> [Instruction] Using the data below, gather each line that includes the word "JSON".

> [Material provided]
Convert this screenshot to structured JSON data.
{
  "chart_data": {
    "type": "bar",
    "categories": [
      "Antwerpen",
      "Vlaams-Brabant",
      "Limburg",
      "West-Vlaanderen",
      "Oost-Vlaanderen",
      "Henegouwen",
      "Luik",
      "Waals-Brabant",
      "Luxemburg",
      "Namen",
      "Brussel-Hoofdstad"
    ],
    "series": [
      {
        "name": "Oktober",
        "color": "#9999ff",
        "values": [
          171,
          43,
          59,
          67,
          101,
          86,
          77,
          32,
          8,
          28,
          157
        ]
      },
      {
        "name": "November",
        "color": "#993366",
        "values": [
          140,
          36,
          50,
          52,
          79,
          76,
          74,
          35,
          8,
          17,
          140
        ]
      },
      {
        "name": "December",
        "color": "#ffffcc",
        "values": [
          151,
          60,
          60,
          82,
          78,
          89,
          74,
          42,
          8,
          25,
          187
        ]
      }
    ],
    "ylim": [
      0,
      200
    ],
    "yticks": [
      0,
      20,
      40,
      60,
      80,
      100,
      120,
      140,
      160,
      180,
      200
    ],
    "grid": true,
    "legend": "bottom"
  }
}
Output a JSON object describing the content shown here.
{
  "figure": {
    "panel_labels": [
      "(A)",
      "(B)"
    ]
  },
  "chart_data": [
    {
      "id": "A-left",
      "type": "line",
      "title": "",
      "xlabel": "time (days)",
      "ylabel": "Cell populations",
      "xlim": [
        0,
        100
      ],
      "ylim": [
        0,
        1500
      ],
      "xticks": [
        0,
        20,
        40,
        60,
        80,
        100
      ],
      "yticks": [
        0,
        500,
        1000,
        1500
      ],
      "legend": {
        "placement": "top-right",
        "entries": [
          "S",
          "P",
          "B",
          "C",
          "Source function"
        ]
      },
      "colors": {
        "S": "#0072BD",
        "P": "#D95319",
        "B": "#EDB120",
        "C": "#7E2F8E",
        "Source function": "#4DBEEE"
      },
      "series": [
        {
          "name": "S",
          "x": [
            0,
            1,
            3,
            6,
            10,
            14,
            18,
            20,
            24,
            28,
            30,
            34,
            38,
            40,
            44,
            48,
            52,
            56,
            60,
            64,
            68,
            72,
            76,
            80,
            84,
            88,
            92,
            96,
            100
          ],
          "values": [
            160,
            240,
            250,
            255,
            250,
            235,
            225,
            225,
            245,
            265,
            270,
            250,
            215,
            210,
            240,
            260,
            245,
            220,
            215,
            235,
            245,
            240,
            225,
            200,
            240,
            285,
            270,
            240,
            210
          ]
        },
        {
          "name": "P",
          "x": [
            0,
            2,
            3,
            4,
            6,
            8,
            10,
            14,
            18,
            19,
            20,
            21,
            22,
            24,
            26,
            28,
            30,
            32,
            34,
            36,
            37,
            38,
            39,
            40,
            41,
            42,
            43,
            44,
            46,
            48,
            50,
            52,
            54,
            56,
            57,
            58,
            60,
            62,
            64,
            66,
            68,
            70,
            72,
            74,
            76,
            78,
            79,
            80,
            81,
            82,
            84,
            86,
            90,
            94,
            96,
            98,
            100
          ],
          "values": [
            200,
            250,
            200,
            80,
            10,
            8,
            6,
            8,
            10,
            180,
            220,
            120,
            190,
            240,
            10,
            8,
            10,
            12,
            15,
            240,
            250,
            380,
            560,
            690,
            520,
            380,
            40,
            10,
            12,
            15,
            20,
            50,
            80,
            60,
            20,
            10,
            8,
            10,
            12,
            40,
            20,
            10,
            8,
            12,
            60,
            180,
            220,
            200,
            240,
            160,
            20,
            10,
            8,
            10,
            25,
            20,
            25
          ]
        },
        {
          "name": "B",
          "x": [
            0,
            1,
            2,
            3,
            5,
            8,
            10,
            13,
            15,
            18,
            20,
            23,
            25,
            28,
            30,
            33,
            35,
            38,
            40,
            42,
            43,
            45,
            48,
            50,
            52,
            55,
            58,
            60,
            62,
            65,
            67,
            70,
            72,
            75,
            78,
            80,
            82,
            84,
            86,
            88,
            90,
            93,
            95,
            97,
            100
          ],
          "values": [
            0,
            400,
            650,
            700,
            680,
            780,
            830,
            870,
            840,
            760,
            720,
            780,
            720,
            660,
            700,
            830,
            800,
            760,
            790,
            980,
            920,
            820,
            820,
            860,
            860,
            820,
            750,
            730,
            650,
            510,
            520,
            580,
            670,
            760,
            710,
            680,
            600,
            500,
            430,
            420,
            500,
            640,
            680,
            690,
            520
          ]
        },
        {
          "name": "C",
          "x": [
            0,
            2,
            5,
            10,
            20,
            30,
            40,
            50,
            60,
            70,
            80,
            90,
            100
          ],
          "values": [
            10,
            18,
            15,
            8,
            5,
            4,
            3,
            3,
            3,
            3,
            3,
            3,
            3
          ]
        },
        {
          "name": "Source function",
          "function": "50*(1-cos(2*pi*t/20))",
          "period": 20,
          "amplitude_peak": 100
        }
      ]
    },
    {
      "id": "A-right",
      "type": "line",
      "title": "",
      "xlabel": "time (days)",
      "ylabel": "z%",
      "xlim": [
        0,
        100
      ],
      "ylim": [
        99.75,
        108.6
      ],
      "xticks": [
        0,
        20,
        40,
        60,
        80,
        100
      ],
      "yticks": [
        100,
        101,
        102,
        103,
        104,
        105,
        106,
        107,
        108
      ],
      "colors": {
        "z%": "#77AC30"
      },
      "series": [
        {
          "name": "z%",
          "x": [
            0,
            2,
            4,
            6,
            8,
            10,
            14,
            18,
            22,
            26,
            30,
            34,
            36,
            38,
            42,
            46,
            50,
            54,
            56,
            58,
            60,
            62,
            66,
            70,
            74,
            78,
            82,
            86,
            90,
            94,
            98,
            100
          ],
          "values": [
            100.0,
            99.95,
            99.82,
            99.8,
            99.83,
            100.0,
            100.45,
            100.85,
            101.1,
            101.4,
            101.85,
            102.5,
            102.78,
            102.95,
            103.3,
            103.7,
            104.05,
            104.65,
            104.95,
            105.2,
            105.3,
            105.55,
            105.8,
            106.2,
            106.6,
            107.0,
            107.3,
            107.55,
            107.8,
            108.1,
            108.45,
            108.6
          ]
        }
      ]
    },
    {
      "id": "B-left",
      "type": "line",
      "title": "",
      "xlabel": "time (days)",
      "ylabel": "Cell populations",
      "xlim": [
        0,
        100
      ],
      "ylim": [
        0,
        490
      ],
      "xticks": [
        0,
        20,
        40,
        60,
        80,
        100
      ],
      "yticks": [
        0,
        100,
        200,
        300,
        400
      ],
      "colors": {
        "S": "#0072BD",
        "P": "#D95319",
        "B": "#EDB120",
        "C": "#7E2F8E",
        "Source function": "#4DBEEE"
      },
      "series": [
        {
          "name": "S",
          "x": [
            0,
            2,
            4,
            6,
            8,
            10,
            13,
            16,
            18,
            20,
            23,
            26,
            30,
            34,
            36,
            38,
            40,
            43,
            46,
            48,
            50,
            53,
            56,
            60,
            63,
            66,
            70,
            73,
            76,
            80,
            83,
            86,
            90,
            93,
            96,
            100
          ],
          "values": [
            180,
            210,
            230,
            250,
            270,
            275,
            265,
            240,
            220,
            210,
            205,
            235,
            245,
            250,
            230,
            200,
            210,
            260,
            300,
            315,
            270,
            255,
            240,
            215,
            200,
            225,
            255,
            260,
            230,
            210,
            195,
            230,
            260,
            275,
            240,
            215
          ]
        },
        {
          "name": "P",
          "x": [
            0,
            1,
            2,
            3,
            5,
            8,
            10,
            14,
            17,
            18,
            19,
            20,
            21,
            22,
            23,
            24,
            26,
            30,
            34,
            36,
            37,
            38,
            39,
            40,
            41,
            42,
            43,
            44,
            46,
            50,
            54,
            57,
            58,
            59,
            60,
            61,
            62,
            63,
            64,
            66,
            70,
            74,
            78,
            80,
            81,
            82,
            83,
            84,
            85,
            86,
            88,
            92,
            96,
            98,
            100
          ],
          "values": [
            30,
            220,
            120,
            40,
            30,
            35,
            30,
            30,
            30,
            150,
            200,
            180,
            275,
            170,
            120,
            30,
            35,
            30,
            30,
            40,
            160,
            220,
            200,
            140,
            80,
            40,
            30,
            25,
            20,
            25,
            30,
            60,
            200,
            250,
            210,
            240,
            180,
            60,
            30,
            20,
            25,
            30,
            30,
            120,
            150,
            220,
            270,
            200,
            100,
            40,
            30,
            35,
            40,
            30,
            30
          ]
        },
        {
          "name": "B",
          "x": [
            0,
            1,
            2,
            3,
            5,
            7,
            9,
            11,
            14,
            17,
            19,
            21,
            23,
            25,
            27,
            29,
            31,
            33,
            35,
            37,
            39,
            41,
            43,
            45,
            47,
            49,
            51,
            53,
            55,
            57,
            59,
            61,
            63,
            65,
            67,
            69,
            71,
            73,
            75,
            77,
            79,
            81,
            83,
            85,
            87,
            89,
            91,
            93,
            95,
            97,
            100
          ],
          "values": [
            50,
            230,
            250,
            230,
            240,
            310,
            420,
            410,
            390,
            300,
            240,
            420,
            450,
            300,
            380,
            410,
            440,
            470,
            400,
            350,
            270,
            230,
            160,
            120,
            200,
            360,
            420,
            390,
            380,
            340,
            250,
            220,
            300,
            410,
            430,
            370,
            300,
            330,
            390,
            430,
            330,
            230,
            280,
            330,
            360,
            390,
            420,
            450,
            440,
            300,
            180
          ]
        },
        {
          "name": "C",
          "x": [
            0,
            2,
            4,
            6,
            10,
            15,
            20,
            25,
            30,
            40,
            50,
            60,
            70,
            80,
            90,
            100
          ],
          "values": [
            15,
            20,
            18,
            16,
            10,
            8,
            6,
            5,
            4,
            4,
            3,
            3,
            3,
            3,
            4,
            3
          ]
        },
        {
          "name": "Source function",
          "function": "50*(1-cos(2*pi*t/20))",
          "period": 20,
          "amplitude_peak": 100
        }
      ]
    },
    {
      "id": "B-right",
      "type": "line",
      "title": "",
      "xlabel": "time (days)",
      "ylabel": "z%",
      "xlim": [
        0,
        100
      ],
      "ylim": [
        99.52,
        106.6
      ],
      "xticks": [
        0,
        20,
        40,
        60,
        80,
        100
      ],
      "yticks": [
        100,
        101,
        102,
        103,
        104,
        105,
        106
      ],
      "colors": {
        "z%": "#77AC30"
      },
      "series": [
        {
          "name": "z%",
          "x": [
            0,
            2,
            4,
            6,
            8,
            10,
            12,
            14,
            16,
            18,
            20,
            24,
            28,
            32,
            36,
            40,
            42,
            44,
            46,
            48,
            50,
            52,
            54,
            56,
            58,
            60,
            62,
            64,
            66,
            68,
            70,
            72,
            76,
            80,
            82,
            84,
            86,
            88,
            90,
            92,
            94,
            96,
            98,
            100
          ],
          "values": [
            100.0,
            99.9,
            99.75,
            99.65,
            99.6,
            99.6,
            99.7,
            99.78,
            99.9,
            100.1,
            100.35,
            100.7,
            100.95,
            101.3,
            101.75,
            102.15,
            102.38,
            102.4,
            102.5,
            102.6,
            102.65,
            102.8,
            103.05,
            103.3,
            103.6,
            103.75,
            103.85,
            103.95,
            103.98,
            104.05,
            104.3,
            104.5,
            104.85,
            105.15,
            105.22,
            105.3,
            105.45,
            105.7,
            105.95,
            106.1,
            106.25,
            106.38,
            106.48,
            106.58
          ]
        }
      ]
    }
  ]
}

> [Full solution]
Convert this screenshot to structured JSON data.
Output a JSON object describing the content shown here.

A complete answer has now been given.